▶ Exercise goal: Copy each line that holds "социальные".
>> begin
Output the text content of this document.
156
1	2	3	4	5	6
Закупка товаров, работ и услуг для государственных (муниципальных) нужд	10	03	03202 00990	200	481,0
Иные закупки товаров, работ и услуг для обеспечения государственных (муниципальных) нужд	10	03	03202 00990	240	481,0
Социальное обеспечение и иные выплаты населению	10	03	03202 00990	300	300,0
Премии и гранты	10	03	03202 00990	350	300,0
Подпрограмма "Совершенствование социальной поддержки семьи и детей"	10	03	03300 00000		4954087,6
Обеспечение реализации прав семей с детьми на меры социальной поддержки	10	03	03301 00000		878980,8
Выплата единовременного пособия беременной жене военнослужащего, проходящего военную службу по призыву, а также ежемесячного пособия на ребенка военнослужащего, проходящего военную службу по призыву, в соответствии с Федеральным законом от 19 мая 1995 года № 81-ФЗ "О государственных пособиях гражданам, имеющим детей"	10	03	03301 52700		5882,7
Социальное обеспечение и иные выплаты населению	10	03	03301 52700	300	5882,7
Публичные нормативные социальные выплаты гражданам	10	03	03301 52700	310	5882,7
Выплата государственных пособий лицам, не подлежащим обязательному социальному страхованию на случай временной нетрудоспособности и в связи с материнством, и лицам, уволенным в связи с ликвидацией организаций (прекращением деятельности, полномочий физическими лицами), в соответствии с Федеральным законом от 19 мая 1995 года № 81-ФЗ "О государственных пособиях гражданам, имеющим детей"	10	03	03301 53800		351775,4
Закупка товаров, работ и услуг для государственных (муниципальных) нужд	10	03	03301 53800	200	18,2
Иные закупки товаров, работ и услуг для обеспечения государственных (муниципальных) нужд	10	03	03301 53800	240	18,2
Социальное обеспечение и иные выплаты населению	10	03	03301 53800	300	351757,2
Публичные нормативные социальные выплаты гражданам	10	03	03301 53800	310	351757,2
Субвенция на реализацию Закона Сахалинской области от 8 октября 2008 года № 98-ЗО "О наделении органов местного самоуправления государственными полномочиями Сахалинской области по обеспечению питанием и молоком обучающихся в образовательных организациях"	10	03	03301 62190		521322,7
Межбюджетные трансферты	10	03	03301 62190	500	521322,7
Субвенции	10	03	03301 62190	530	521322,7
>> end
>> begin
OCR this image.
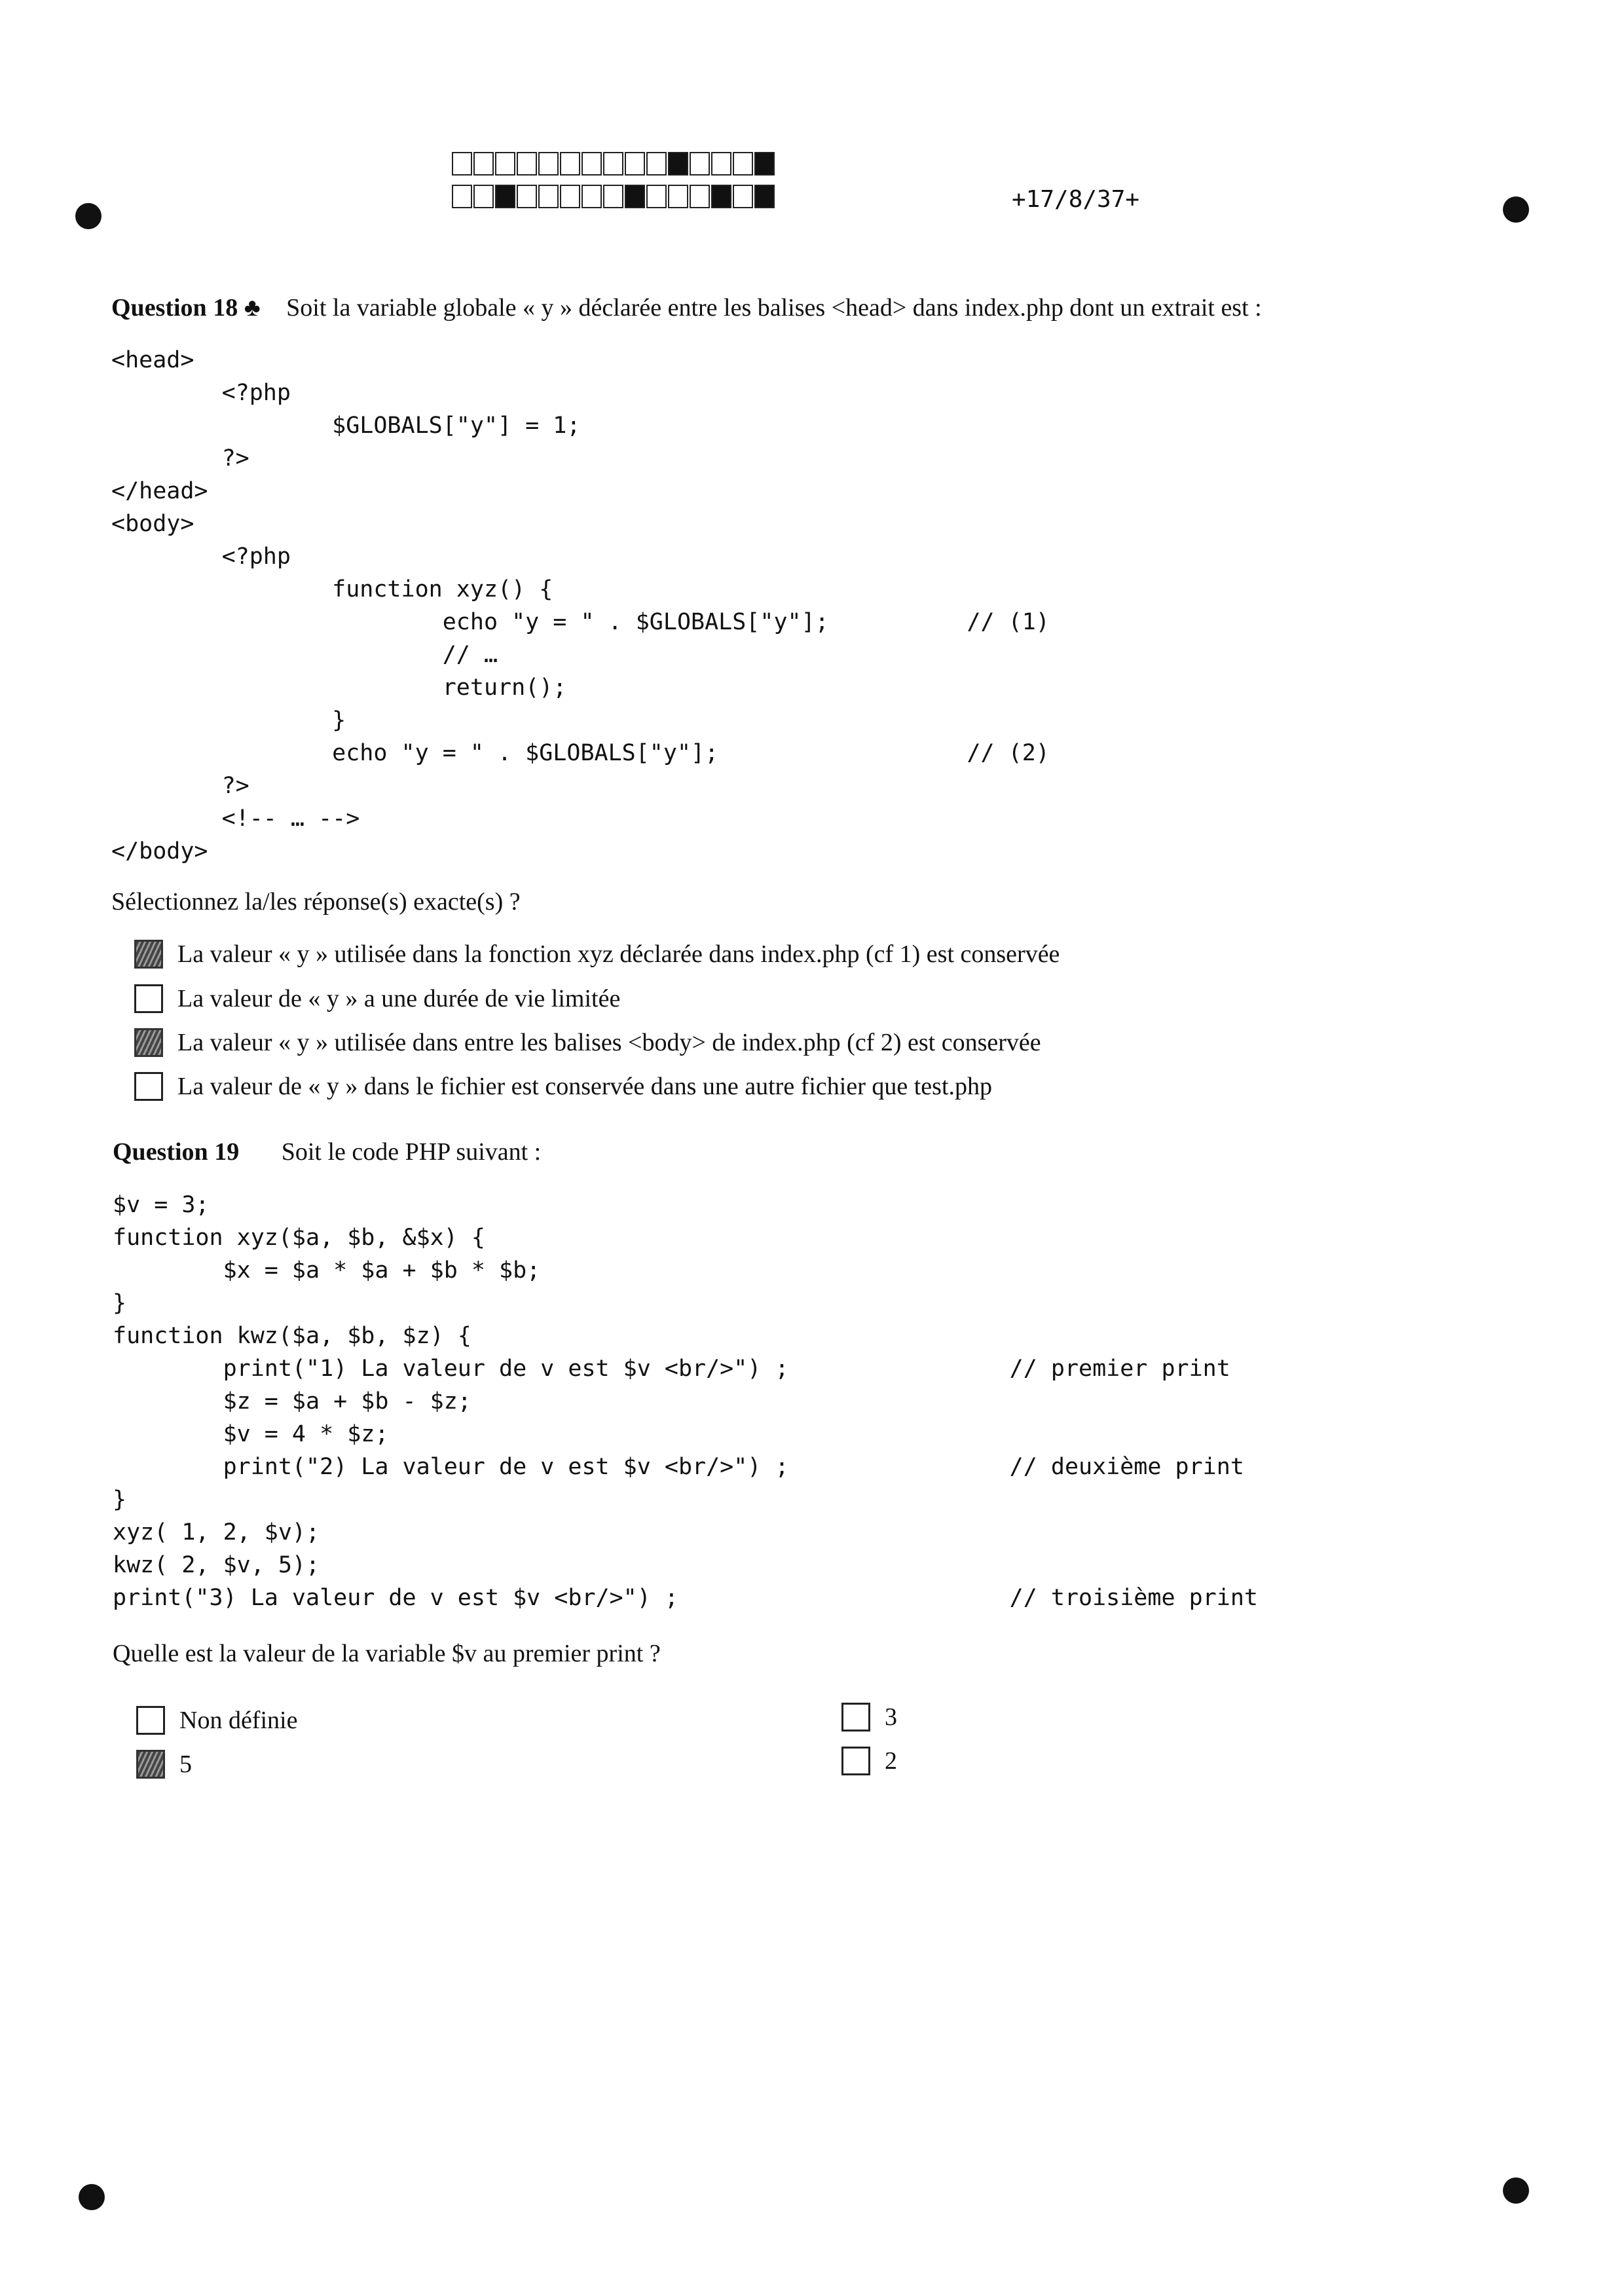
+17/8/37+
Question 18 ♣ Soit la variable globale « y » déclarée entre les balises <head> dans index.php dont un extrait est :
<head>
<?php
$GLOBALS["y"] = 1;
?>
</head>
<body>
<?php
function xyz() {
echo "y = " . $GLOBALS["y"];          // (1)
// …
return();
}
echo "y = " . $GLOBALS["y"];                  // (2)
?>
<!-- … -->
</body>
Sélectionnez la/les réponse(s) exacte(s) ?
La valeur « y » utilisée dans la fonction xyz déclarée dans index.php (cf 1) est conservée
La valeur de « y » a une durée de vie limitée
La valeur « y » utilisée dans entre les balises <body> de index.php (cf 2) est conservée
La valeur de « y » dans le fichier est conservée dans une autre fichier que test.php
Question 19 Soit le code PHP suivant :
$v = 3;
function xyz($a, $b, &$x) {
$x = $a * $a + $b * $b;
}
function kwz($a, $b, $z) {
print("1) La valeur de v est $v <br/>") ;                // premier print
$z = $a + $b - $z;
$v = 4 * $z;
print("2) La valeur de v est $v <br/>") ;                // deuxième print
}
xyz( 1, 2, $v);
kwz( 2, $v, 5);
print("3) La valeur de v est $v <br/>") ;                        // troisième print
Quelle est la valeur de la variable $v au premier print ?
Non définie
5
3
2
>> end
>> begin
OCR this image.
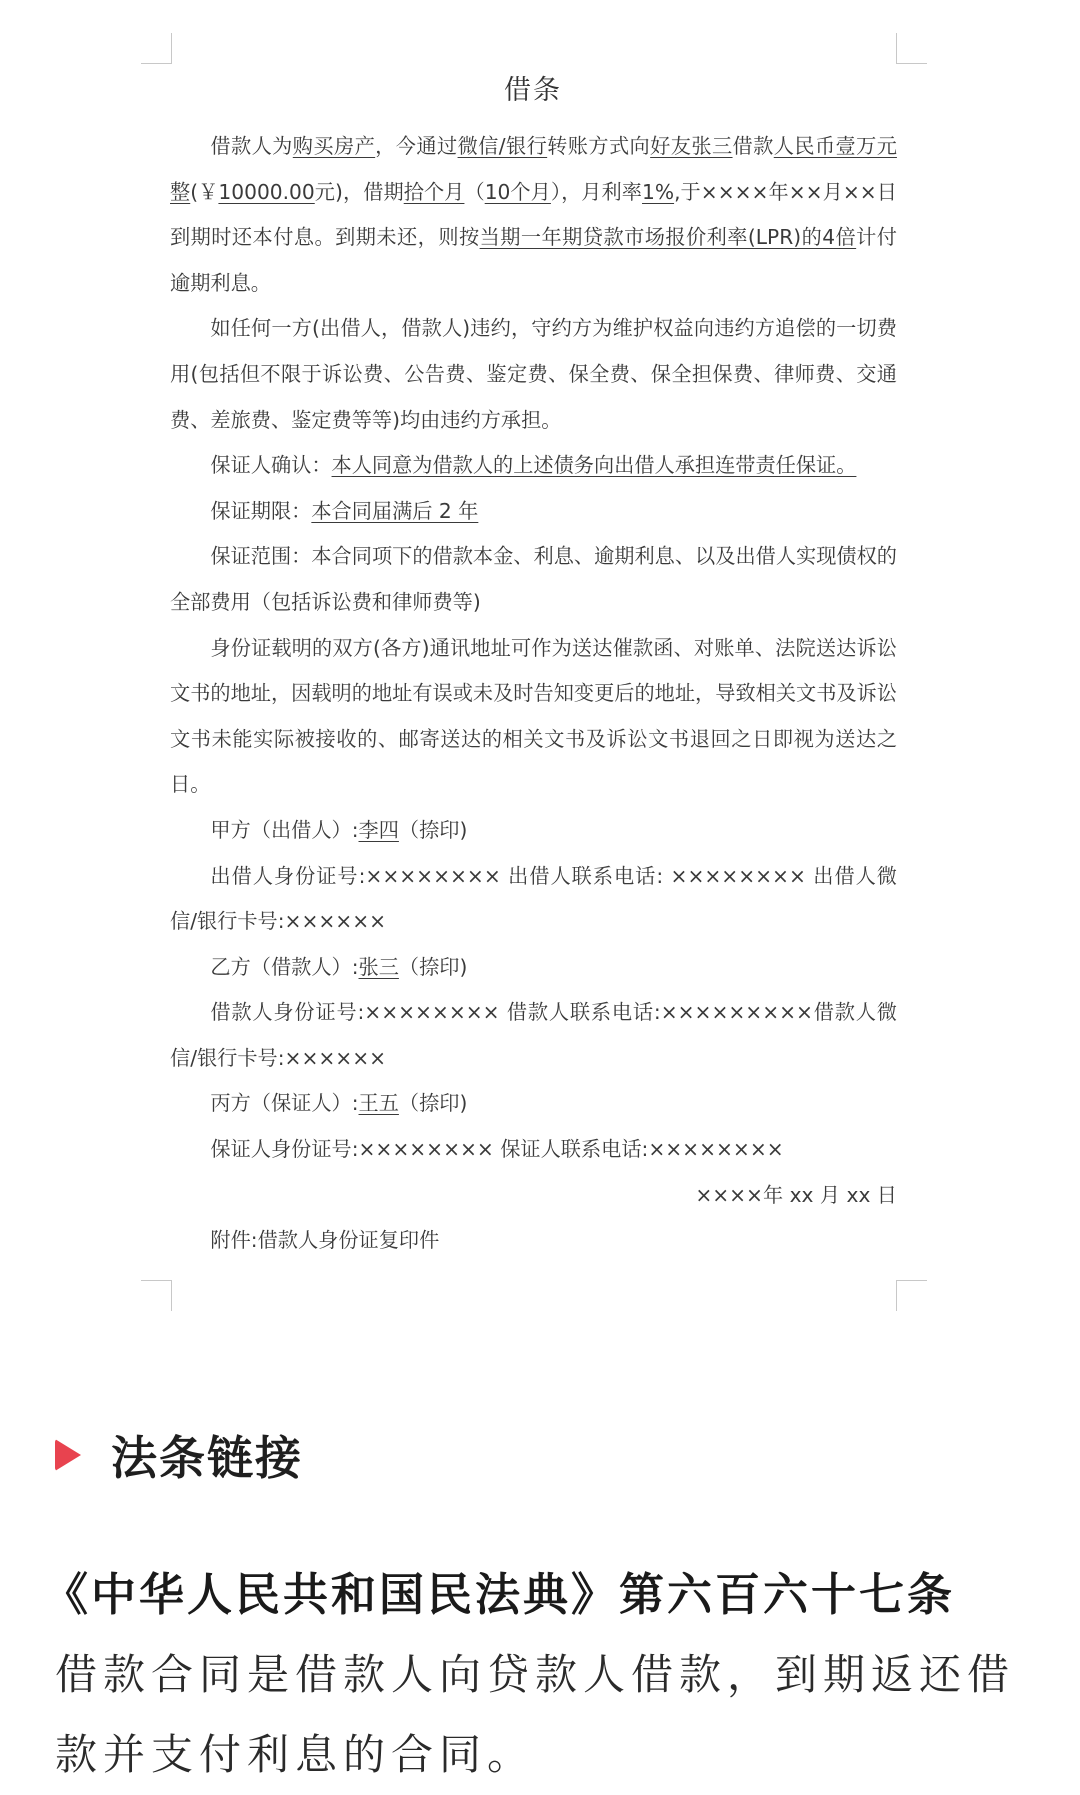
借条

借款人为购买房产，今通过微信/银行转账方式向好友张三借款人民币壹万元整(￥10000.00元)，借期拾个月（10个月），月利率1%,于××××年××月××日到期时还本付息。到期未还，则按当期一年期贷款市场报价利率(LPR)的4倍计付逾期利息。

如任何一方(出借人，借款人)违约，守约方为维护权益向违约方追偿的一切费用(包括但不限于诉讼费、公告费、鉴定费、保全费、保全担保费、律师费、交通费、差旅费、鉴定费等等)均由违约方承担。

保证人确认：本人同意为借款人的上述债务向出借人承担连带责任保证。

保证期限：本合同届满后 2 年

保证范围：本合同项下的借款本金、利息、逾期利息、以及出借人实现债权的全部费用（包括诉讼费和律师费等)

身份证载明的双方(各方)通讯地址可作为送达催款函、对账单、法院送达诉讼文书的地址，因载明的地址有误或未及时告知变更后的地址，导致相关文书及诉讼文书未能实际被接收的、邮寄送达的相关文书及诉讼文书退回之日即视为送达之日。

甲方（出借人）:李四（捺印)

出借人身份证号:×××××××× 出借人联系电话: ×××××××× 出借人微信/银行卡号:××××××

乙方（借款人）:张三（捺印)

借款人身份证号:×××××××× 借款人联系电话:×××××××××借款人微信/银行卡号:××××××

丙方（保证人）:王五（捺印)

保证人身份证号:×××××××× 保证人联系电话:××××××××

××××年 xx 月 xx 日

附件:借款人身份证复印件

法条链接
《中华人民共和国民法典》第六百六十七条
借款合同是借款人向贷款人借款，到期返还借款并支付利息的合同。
>> end
▶ Exercise solution:
Публичные нормативные социальные выплаты гражданам	10	03	03301 52700	310	5882,7
Публичные нормативные социальные выплаты гражданам	10	03	03301 53800	310	351757,2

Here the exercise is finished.